[Description of the task] Return the material word for word. Do not include pictures.

===== Items =====

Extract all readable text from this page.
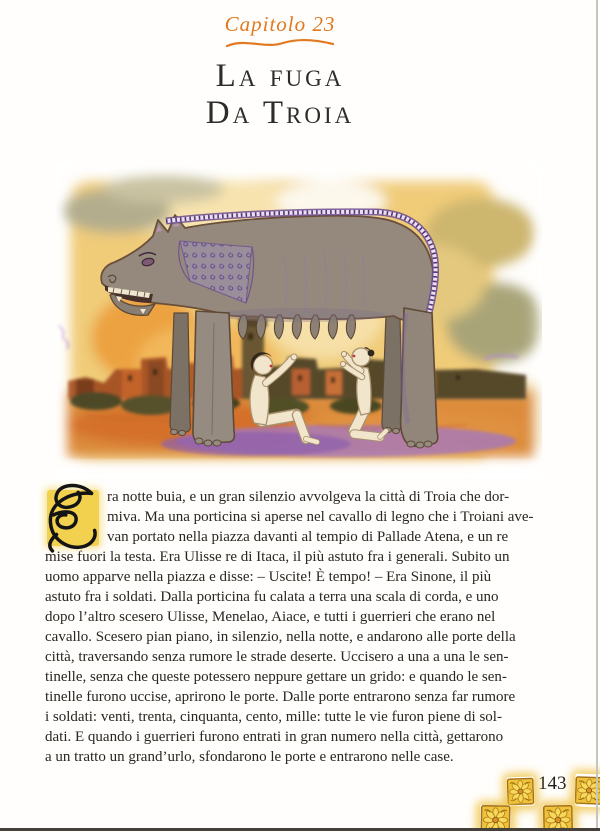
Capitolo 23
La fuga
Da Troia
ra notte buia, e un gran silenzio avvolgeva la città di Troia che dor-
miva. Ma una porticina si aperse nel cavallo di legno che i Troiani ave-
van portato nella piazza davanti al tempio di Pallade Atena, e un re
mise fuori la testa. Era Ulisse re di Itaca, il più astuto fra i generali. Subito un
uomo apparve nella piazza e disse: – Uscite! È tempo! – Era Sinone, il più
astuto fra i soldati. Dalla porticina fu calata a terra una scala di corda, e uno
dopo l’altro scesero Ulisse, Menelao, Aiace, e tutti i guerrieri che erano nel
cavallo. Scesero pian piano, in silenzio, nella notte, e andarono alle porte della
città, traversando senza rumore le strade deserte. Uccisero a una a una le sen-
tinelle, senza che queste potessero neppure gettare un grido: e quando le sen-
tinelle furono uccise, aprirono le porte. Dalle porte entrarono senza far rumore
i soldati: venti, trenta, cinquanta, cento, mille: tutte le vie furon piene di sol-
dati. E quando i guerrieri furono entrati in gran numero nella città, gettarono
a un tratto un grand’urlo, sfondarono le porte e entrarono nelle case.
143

=====

[The output]
Extract all readable text from this page.
Capitolo 23
La fuga
Da Troia
ra notte buia, e un gran silenzio avvolgeva la città di Troia che dor-
miva. Ma una porticina si aperse nel cavallo di legno che i Troiani ave-
van portato nella piazza davanti al tempio di Pallade Atena, e un re
mise fuori la testa. Era Ulisse re di Itaca, il più astuto fra i generali. Subito un
uomo apparve nella piazza e disse: – Uscite! È tempo! – Era Sinone, il più
astuto fra i soldati. Dalla porticina fu calata a terra una scala di corda, e uno
dopo l’altro scesero Ulisse, Menelao, Aiace, e tutti i guerrieri che erano nel
cavallo. Scesero pian piano, in silenzio, nella notte, e andarono alle porte della
città, traversando senza rumore le strade deserte. Uccisero a una a una le sen-
tinelle, senza che queste potessero neppure gettare un grido: e quando le sen-
tinelle furono uccise, aprirono le porte. Dalle porte entrarono senza far rumore
i soldati: venti, trenta, cinquanta, cento, mille: tutte le vie furon piene di sol-
dati. E quando i guerrieri furono entrati in gran numero nella città, gettarono
a un tratto un grand’urlo, sfondarono le porte e entrarono nelle case.
143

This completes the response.